### Page excerpt
□ □ □ □ □ □ □

Malcolm Scott

Personal information
- Full name: Malcolm Ernest Scott
- Born: 8 May 1936 Westoe, South Shields, County Durham, England
- Died: 11 September 2020 (aged 84) Stourport-on-Severn, Worcestershire, England
- Batting: Right-handed
- Bowling: Slow left-arm orthodox

Domestic team information
- 1959 to 1969: Northamptonshire

Career statistics
| Competition | FC | LA |
| Matches | 185 | 11 |
| Runs scored | 2,445 | 44 |
| Batting average | 12.86 | 11.00 |
| 100s/50s | 0/1 | 0/0 |
| Top score | 62 | 19* |
| Balls bowled | 28,637 | 554 |
| Wickets | 461 | 19 |
| Bowling average | 24.72 | 13.84 |
| 5 wickets in innings | 20 | 0 |
| 10 wickets in match | 4 | – |
| Best bowling | 7/32 | 3/6 |
| Catches/stumpings | 92/– | 6/– |
- Source: Cricinfo, 1 September 2023

= Malcolm Scott (English cricketer) =

English cricketer (1936–2020)

Malcolm Ernest Scott (8 May 1936 – 11 September 2020) was an English cricketer and footballer of the 1950s and 1960s.

Scott played first-class cricket for Northamptonshire from 1959 to 1969. He was an accurate left-arm orthodox spin bowler who batted right-handed in the tail. His best season was 1964, when he took 113 wickets, including 6 for 62 and 7 for 32 against Sussex, who nevertheless won the match. In 1969, in his first match in the John Player League, he opened the bowling and took 3 for 6 from eight overs.

Scott was a reserved person, and was reluctant to appeal for dismissals. An injury to his left shoulder and suspicions about the legitimacy of his bowling action hampered his later career, and he retired after the 1969 season.

Scott played as a centre half in the Football League for Newcastle United, Darlington and York City between 1956 and 1964.

Scott later coached in South Africa before returning to England to work as a social worker with young offenders. In 2009, he wrote his autobiography, A Geordie All-Rounder: An Autobiography of a South Shields Sportsman.

Scott died in September 2020, aged 84. His wife Mary died in 2017; they had no children.

□ □ □ □ □ □ □

### Stored data entries
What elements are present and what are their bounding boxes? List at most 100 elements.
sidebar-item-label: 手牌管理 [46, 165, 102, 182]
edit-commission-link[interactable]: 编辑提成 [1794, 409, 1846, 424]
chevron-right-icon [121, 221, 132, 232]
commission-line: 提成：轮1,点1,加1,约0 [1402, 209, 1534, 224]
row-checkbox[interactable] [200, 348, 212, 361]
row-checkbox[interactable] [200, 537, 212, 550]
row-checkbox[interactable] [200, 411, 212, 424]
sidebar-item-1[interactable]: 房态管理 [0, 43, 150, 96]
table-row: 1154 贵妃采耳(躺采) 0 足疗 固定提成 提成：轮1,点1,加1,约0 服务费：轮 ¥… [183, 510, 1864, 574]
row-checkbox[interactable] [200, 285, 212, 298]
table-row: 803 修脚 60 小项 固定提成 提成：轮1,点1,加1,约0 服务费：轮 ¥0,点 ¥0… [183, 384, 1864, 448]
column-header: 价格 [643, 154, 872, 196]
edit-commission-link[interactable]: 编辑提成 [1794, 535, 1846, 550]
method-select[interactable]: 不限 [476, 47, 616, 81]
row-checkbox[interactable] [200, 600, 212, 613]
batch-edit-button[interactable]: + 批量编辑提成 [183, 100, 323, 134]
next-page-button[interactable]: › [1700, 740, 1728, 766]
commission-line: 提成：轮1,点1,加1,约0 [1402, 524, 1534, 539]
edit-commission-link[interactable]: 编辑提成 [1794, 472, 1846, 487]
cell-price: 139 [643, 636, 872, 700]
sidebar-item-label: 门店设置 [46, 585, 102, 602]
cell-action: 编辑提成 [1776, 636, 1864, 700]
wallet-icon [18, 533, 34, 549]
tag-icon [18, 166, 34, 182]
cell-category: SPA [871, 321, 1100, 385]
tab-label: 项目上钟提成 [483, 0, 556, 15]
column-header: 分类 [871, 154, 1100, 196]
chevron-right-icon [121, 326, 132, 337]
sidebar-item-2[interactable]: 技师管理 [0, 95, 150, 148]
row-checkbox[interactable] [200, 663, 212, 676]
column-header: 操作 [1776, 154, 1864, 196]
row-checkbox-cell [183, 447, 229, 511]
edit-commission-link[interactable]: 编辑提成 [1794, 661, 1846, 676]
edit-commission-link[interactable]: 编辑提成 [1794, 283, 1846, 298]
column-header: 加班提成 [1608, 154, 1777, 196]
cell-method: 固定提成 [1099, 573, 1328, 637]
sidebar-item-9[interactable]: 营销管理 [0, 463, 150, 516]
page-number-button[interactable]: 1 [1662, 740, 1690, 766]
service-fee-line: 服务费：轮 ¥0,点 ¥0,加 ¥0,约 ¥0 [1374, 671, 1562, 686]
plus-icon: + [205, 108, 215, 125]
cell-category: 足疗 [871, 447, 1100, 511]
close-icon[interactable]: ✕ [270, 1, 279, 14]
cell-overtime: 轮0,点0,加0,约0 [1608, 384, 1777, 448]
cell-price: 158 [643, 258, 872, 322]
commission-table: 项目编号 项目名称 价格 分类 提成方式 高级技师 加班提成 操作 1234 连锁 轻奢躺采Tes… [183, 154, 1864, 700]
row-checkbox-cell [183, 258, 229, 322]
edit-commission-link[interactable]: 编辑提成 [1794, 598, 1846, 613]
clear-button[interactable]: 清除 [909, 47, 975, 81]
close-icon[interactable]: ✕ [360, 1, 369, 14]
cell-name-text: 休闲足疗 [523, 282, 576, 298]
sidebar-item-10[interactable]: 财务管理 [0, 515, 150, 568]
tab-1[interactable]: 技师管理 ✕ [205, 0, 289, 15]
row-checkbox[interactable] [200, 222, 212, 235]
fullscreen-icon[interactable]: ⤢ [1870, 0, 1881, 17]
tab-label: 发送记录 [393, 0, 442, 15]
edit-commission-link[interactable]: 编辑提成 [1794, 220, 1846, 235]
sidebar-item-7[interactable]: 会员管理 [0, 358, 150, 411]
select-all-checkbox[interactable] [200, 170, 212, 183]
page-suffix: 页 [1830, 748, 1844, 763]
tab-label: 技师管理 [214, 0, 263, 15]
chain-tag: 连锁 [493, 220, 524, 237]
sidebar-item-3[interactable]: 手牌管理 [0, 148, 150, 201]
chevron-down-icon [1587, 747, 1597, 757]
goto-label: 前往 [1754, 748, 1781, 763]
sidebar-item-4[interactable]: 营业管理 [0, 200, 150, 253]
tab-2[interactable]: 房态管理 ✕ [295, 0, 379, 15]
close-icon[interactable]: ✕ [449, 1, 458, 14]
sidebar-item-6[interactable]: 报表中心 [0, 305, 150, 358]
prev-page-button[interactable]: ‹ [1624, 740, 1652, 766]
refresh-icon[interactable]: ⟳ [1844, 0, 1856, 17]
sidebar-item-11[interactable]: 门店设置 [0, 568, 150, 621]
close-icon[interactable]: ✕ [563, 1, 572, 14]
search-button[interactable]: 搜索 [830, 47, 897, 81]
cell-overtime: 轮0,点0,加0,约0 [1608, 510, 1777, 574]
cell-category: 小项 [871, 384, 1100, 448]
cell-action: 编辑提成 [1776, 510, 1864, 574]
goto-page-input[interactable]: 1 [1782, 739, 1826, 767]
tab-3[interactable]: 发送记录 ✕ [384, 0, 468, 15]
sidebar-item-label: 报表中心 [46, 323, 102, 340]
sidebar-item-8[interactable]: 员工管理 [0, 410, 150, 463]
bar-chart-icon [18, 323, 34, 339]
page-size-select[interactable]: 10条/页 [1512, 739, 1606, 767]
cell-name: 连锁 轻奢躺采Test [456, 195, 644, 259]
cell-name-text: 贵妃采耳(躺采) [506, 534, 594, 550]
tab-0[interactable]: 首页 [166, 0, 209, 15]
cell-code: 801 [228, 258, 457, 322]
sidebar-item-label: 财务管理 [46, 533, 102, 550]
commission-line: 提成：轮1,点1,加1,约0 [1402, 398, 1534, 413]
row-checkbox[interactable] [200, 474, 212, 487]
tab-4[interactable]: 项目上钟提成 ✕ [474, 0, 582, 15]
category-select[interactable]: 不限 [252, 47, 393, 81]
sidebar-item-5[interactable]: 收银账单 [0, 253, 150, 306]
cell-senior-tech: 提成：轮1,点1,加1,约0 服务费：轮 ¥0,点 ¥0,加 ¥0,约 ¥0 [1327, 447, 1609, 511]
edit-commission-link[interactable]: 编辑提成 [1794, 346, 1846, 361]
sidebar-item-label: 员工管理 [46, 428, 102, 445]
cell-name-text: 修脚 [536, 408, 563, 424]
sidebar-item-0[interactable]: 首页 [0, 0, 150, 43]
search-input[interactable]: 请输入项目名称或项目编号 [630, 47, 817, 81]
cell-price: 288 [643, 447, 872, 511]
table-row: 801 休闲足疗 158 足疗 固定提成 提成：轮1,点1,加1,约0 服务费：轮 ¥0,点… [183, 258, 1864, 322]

□ □ □ □ □ □ □

### Problem statement
Reproduce a passage of the Malcolm Scott article word for word, starting with "Scott played as" and going on through "South Shields Sportsman.". The listing isn't needed for this work.

### Exercise result
Scott played as a centre half in the Football League for Newcastle United, Darlington and York City between 1956 and 1964.

Scott later coached in South Africa before returning to England to work as a social worker with young offenders. In 2009, he wrote his autobiography, A Geordie All-Rounder: An Autobiography of a South Shields Sportsman.